INSTRUCTIONS TO FOLLOW: Locate the word "title" in the data below, then copy every line that holds it.

[begin DATA TO USE]

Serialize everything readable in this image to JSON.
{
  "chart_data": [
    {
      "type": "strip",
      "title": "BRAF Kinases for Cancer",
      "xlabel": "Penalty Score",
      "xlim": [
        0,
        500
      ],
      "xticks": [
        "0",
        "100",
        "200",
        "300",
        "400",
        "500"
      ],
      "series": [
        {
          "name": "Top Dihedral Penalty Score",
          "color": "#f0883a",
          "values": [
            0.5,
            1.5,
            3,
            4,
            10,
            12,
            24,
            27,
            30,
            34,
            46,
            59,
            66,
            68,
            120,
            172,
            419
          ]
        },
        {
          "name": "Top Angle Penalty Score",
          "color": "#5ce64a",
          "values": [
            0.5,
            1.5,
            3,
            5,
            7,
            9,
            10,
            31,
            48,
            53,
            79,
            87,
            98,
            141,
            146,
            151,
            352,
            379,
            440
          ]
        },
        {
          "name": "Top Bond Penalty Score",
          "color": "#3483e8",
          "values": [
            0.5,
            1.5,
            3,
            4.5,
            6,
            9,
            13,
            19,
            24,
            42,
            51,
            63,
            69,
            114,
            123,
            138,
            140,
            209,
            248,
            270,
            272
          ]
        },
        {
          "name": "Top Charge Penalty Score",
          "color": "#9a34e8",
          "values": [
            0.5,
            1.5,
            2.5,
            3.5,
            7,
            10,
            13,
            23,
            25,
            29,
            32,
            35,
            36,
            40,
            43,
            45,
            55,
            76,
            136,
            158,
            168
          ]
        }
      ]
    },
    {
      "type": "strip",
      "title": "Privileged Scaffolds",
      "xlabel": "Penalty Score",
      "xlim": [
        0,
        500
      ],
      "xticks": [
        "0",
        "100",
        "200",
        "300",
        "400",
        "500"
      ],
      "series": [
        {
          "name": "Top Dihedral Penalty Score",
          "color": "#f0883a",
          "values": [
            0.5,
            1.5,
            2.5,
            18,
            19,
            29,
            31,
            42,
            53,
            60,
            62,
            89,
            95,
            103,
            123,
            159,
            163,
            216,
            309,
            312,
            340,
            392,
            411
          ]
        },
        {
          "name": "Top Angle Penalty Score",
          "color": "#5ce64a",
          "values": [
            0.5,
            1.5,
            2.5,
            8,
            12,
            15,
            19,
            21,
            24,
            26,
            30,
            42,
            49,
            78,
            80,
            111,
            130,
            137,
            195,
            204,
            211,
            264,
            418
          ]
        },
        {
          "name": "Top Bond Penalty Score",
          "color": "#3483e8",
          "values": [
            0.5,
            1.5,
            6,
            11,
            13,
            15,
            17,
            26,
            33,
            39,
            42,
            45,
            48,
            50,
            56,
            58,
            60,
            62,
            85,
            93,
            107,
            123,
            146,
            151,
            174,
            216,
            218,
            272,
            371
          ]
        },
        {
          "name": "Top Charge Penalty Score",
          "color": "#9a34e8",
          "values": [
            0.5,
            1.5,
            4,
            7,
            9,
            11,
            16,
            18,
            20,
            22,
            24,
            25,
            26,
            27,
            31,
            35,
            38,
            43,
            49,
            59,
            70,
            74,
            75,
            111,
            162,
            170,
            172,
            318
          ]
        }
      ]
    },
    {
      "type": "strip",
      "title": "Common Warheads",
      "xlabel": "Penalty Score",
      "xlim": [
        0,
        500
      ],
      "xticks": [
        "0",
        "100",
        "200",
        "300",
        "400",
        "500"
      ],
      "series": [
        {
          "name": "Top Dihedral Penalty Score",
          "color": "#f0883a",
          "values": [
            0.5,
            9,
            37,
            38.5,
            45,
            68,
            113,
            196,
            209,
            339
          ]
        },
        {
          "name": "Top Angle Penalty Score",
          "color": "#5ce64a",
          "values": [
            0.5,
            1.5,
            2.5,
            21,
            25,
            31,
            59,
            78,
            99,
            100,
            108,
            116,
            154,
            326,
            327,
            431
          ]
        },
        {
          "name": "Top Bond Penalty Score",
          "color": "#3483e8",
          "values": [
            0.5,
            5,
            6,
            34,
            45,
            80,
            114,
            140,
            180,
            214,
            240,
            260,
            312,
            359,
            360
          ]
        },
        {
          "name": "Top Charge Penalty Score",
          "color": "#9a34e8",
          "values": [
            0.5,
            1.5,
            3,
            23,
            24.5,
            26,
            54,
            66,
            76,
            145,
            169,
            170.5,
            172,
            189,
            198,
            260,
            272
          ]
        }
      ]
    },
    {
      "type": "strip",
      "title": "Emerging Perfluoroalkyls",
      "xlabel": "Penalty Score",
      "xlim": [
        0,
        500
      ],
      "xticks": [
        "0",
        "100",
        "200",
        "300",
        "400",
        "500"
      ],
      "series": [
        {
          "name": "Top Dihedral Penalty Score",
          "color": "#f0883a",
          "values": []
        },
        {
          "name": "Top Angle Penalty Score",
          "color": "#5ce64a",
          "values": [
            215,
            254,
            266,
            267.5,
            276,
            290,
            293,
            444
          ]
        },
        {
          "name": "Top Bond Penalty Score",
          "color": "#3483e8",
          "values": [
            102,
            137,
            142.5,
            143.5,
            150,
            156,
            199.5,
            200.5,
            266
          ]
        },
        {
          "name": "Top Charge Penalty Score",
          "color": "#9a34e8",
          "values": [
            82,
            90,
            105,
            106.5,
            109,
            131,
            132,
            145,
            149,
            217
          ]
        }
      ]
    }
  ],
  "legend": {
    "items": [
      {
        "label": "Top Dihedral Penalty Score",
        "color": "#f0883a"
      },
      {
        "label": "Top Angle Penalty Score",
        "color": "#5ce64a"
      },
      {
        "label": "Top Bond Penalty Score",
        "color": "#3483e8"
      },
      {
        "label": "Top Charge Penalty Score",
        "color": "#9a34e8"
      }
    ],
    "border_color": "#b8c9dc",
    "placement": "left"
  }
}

[end DATA TO USE]

RESULT:
      "title": "BRAF Kinases for Cancer",
      "title": "Privileged Scaffolds",
      "title": "Common Warheads",
      "title": "Emerging Perfluoroalkyls",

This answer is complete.